= Problem to solve =
In the entries below, find the lines that contain the word "Total" and copy them.

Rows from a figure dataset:
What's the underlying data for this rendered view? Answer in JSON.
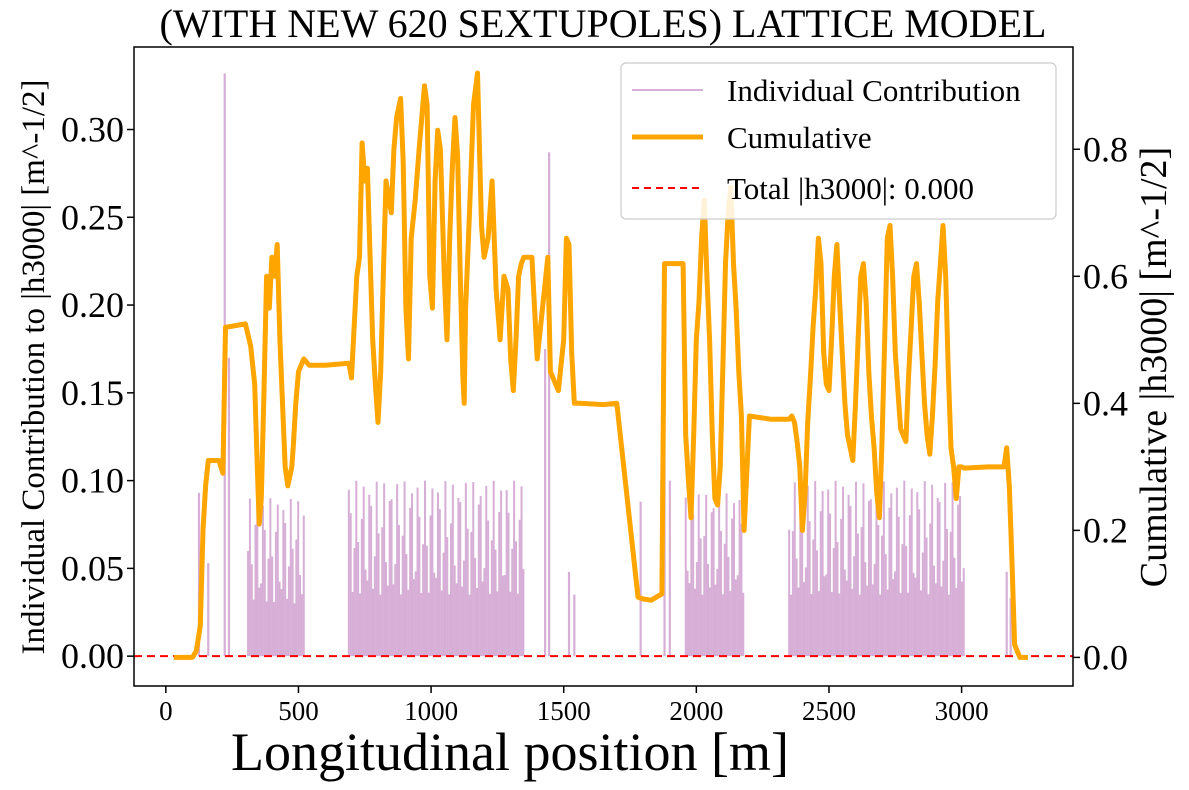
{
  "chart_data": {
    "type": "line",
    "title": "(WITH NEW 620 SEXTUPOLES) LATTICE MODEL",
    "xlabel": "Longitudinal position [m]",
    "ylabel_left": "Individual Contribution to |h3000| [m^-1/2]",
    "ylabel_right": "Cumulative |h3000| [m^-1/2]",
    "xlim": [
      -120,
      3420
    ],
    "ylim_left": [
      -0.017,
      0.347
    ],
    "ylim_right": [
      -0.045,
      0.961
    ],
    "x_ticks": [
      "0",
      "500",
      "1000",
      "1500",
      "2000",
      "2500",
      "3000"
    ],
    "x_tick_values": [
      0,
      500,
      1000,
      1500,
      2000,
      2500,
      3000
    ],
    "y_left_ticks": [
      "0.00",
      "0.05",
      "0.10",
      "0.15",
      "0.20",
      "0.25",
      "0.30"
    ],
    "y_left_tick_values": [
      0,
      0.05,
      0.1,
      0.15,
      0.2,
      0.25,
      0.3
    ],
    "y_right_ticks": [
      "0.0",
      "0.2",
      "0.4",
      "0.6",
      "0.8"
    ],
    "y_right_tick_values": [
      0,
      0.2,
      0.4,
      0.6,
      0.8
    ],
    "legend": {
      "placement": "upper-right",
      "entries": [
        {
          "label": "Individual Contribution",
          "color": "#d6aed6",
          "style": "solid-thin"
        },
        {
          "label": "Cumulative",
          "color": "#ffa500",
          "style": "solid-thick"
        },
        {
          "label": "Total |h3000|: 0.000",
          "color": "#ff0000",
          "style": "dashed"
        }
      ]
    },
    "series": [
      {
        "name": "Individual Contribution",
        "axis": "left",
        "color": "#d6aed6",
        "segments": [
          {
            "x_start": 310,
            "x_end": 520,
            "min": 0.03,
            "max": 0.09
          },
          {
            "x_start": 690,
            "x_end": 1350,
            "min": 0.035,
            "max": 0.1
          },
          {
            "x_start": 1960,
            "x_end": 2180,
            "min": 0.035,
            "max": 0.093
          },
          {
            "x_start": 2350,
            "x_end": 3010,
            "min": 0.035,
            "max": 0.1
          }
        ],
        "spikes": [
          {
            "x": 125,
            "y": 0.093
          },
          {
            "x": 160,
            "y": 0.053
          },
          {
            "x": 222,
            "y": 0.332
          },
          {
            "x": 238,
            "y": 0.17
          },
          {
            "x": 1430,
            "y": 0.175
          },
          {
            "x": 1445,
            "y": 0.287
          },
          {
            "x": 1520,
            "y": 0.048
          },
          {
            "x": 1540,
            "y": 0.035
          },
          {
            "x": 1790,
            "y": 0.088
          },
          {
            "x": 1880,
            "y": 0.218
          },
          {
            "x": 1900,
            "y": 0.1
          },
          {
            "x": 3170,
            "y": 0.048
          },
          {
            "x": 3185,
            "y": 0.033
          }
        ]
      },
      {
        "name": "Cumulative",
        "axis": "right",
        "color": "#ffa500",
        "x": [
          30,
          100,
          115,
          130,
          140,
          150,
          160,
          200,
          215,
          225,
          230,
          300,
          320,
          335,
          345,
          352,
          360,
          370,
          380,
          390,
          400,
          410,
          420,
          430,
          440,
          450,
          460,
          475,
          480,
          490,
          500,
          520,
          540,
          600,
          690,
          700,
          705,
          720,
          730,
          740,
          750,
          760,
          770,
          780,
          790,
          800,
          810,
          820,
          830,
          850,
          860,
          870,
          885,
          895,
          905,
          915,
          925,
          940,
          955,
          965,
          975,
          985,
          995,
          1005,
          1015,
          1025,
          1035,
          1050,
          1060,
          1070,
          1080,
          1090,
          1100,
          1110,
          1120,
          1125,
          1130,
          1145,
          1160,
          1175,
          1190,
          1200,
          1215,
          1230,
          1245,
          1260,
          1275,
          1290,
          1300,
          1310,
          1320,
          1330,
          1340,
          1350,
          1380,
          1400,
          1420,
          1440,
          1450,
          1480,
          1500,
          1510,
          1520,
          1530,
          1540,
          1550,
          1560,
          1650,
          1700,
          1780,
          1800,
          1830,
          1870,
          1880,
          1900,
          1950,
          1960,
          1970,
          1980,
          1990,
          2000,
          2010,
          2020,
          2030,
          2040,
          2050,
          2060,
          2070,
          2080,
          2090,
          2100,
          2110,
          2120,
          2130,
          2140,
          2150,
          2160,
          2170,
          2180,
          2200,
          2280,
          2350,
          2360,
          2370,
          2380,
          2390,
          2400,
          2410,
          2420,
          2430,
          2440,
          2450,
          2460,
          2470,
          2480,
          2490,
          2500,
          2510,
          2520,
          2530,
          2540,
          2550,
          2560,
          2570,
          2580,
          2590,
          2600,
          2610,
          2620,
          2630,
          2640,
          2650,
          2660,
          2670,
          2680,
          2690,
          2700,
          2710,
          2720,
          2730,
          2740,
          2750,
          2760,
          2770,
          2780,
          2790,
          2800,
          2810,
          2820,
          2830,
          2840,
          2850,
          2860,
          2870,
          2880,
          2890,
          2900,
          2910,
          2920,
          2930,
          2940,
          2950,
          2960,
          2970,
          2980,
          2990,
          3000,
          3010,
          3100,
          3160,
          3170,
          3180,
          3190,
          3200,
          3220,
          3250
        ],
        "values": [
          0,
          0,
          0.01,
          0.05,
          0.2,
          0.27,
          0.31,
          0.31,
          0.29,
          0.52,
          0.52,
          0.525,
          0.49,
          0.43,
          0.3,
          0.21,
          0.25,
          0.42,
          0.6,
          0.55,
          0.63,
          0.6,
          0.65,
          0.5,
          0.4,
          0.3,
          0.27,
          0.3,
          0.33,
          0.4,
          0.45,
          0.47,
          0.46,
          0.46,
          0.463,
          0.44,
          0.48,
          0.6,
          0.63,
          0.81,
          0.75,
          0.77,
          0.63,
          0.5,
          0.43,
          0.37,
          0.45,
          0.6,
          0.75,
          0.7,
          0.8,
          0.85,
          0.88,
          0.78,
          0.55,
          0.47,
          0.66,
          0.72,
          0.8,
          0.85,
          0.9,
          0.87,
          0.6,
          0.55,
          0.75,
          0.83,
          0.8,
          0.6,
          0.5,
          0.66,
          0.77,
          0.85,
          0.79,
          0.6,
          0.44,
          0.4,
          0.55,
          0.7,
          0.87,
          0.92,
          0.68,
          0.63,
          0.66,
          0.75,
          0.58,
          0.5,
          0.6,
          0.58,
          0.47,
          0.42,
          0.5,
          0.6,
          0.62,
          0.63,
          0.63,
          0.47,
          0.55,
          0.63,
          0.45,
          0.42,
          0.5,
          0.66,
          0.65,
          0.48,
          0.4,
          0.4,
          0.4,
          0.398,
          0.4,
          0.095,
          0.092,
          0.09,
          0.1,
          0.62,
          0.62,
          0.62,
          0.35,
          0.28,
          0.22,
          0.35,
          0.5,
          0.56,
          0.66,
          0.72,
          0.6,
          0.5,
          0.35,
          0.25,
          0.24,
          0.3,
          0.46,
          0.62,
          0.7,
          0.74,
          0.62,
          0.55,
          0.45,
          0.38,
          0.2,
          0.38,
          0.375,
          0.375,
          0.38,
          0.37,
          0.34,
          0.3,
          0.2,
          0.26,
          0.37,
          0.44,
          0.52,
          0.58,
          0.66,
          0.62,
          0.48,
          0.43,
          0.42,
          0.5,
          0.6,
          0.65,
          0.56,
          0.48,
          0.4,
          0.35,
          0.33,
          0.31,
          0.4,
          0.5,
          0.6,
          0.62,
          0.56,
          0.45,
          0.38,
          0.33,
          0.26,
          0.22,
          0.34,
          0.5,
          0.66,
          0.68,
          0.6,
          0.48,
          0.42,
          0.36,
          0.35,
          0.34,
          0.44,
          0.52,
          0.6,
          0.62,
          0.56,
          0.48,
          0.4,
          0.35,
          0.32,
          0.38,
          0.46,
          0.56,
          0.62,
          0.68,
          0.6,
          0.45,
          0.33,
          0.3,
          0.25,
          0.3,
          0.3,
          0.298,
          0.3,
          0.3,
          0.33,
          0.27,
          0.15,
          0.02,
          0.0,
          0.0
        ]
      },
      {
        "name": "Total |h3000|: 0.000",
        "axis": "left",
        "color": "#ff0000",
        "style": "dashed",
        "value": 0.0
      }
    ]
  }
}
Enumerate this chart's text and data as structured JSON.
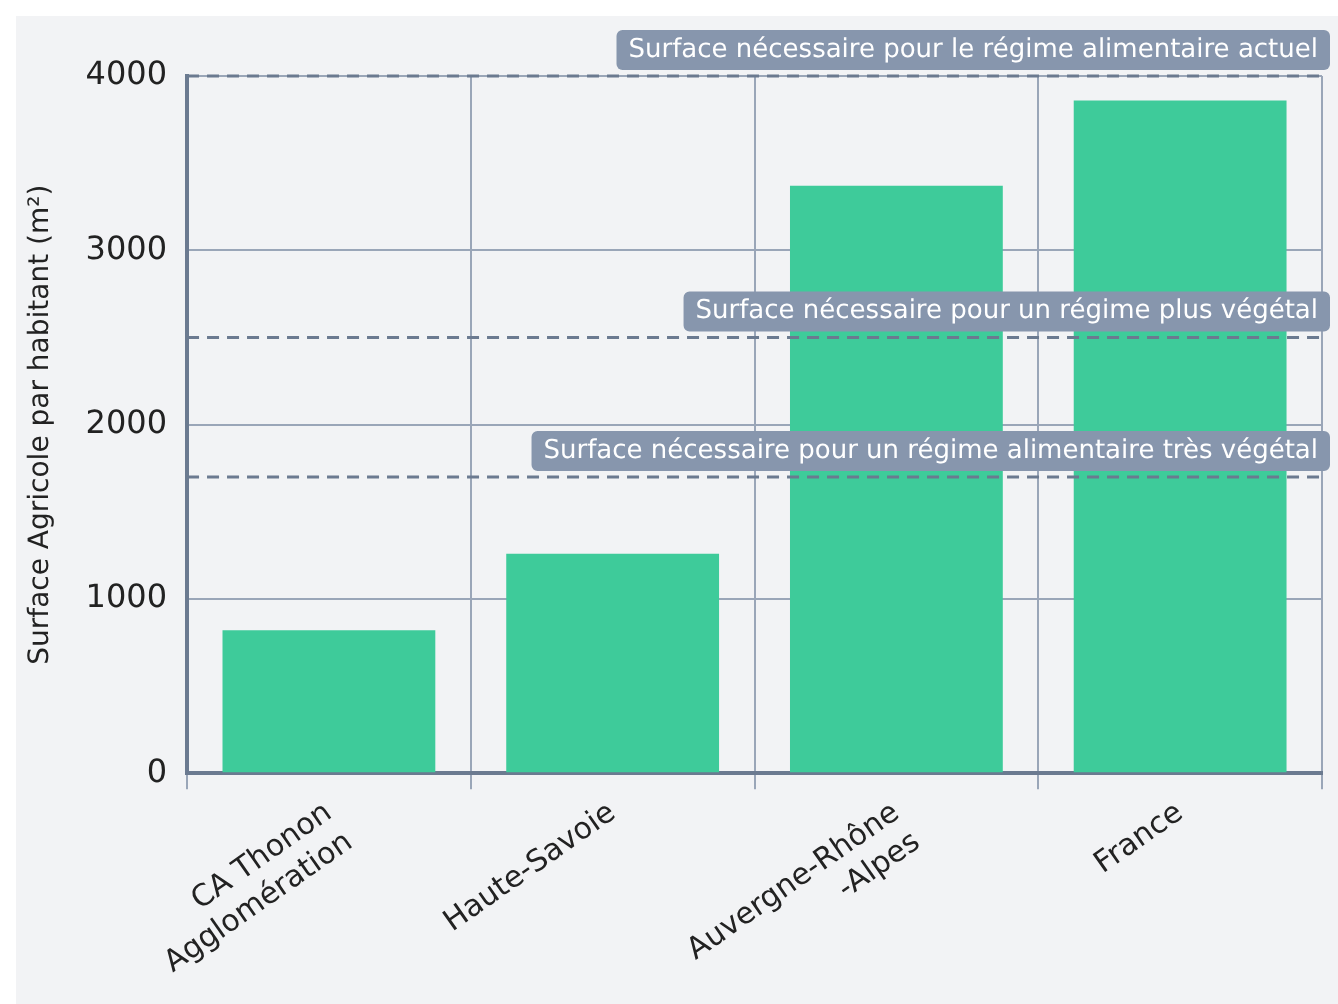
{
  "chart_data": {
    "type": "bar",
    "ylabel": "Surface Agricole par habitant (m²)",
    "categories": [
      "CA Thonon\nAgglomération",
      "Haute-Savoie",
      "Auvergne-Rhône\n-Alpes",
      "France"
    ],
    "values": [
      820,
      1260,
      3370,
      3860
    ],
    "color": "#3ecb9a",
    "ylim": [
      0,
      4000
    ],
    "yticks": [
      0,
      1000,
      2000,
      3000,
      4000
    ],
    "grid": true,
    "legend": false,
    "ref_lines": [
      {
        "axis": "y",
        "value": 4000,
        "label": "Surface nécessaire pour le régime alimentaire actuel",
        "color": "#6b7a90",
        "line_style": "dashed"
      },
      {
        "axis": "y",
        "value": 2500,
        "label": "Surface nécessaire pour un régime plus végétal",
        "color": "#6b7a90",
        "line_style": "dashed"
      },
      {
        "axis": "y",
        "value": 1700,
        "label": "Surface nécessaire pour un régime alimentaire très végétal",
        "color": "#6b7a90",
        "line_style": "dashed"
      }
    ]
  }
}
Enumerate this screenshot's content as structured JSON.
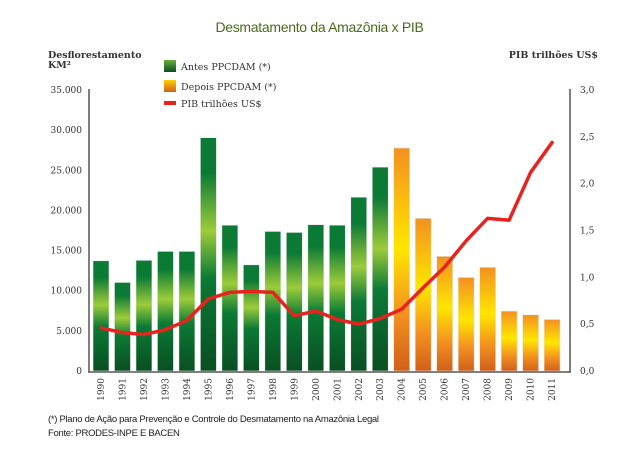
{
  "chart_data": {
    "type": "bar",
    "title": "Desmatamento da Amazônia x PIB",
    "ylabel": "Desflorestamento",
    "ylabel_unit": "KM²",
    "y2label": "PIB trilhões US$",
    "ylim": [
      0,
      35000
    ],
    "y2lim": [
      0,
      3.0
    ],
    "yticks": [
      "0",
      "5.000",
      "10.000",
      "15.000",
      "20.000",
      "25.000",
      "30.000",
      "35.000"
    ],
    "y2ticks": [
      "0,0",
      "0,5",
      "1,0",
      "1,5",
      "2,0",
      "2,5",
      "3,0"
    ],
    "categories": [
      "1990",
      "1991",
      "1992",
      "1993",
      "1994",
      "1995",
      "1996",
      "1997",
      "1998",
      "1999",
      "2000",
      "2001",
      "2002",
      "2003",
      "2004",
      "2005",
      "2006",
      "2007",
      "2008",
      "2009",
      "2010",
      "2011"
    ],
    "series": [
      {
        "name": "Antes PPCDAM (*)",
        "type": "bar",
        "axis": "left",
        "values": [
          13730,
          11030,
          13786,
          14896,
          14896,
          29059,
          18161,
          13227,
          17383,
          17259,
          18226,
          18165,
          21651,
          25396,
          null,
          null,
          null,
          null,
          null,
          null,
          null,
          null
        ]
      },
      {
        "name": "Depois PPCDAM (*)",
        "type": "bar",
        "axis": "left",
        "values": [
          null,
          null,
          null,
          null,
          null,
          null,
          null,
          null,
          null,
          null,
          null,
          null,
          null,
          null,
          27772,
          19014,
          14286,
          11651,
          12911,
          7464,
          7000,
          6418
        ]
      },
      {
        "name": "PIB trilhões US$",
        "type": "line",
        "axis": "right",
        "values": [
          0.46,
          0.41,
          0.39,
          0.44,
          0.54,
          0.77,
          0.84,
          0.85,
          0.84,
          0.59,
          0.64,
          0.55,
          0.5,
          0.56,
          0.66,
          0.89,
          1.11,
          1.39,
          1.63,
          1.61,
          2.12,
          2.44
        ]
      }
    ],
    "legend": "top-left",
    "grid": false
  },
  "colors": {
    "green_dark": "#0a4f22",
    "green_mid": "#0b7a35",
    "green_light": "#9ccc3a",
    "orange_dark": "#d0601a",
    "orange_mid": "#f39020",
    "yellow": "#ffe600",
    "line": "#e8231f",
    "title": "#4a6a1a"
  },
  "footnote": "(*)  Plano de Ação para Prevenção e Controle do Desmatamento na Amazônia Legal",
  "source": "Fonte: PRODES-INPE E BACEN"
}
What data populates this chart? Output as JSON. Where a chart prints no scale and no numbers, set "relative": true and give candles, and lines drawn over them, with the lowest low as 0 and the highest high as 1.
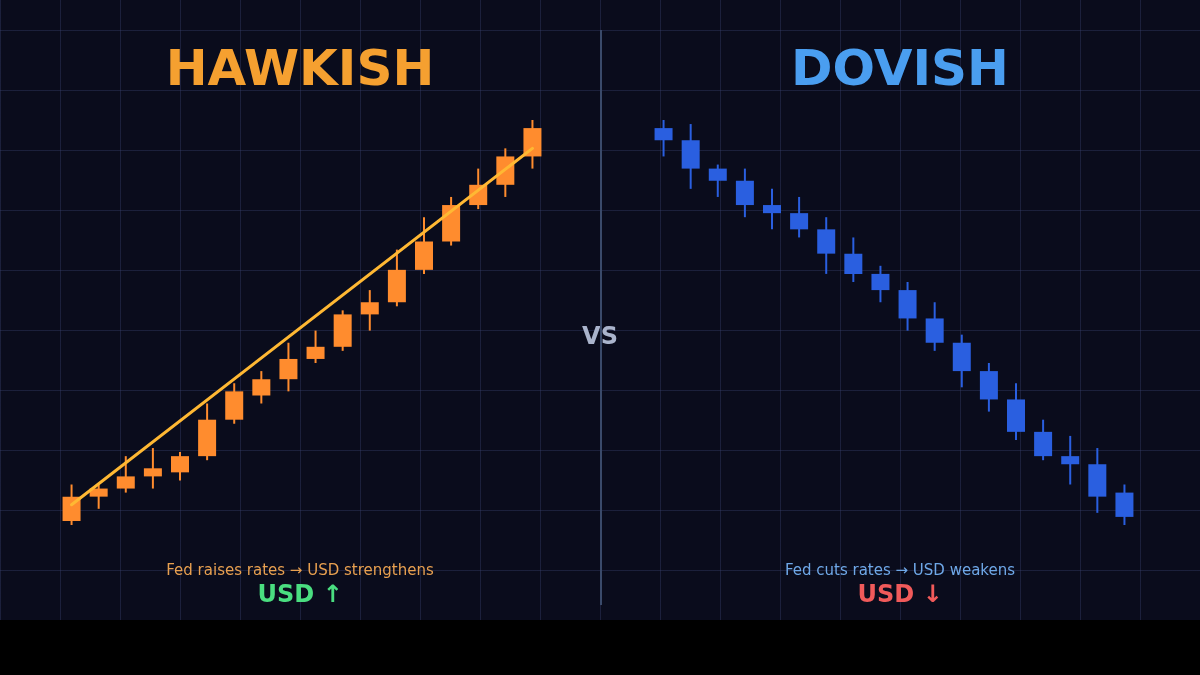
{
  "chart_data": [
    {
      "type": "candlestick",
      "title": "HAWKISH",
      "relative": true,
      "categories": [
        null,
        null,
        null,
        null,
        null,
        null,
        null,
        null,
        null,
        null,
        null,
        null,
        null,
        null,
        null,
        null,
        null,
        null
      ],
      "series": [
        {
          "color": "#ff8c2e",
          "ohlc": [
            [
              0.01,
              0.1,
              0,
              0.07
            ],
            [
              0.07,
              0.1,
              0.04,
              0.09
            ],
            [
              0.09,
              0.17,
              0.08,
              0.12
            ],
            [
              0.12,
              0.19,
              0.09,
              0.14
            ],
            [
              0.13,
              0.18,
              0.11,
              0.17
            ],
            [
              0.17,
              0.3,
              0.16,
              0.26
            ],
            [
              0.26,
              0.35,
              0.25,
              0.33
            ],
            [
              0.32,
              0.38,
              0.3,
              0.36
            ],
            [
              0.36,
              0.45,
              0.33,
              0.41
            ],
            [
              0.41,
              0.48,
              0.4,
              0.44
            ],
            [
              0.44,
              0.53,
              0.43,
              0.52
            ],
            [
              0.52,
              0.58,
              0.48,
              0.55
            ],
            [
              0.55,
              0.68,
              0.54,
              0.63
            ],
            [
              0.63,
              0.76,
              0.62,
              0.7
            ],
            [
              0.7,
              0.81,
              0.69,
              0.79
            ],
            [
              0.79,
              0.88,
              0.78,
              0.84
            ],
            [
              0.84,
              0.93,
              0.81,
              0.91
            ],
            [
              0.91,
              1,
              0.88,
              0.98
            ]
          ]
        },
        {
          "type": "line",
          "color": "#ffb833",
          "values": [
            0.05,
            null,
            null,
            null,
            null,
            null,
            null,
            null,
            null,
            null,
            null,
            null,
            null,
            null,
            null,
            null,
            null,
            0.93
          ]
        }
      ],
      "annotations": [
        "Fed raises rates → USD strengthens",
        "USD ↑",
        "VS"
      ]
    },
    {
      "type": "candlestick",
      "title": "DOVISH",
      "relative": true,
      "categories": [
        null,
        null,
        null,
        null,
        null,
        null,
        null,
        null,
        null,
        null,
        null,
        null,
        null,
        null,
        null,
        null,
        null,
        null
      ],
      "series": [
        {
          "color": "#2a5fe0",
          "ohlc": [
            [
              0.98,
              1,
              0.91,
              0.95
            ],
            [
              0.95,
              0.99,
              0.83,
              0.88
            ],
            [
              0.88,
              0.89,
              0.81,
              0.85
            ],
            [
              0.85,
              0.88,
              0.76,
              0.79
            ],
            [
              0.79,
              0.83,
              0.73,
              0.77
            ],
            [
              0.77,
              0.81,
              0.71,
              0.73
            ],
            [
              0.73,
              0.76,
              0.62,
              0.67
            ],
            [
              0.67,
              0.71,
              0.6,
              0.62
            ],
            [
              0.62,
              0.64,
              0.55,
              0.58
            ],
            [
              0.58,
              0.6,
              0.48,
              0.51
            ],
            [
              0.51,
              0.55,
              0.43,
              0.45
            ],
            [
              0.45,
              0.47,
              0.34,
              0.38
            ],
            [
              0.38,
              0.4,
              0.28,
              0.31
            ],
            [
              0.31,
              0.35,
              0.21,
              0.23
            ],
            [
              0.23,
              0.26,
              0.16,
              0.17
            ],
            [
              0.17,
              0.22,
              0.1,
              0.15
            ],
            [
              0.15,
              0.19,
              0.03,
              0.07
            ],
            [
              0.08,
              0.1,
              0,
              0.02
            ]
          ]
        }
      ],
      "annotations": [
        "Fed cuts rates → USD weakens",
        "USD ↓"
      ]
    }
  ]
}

= Result =
          "label": "Total |h3000|: 0.000",
        "name": "Total |h3000|: 0.000",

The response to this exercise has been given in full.